The steadiest critique of President-elect Donald Trump’s most unsettling prospects for secretary of state is coming from a Republican: Kentucky Senator Rand Paul.
Paul is objecting—in interviews, statements, and opinion pieces—for the right reasons. The senator says he is afraid that several of the candidates for the position are “unrepentant” advocates for unthinking regime change and unnecessary war.
Asked about reports that Trump is considering John Bolton, who served as George W. Bush’s ambassador to the United Nations, and former New York mayor Rudy Giuliani for the secretary of state position, Paul says, “Giuliani and Bolton are out there on the extreme. I don’t think they’re very diplomatic. And I think you want the chief diplomat to be diplomatic.”
Appearing Sunday on CBS’s Face the Nation, Paul argued that “Bolton might be better as a secretary of war, but he is certainly not a diplomat or someone who acts in a diplomatic way or thinks that diplomacy might be an alternative to war.”

□ □ □ □ □

» **EXERCISE TASKS**:
A) In the passage about Rand Paul's objections to Trump's secretary of state candidates, on what program did Paul appear Sunday?
B) Write the next part of the passage about Rand Paul's objections to Trump's secretary of state candidates, picking up after its final sentence.

» **PROVIDED DATA**:
□ □ □ □ □

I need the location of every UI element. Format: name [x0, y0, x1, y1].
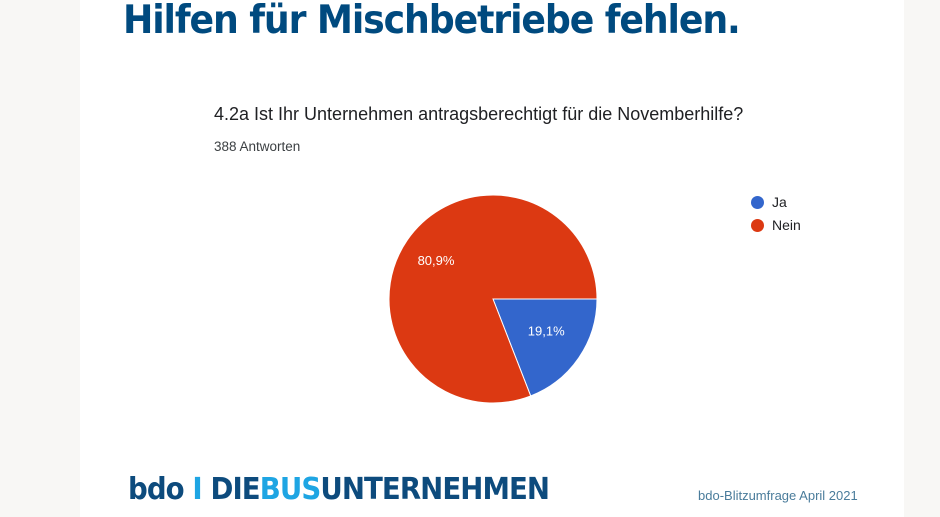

□ □ □ □ □

» **ANSWERS FOR THE TASKS**:
A) CBS's Face the Nation.

B)
As an example, the Kentuckian noted that “Both Bolton and Giuliani have advocated for regime change in Iran, and that doesn’t sound like diplomacy—that sounds like war.”
With the next Senate likely to include 52 Republicans and 48 Democrats and independents who caucus as Democrats, Republican skepticism about Trump Cabinet picks is a big deal. As Paul says: “It’s a very close vote.”
If just a few Republicans dissent, and if Democrats develop spines, some of the most troubling of the president-elect’s selections could be blocked.
Paul is prepared to dissent.
“I’ll do whatever it takes to stop someone like John Bolton being secretary of state,” the senator says. “He’s opposed to everything Donald Trump ran on: that the Iraq war was a mistake, regime change made us less safe in the Middle East, including in Iraq…I don’t know how a President Trump could appoint someone who’s diametrically opposed to everything Donald Trump ran on.”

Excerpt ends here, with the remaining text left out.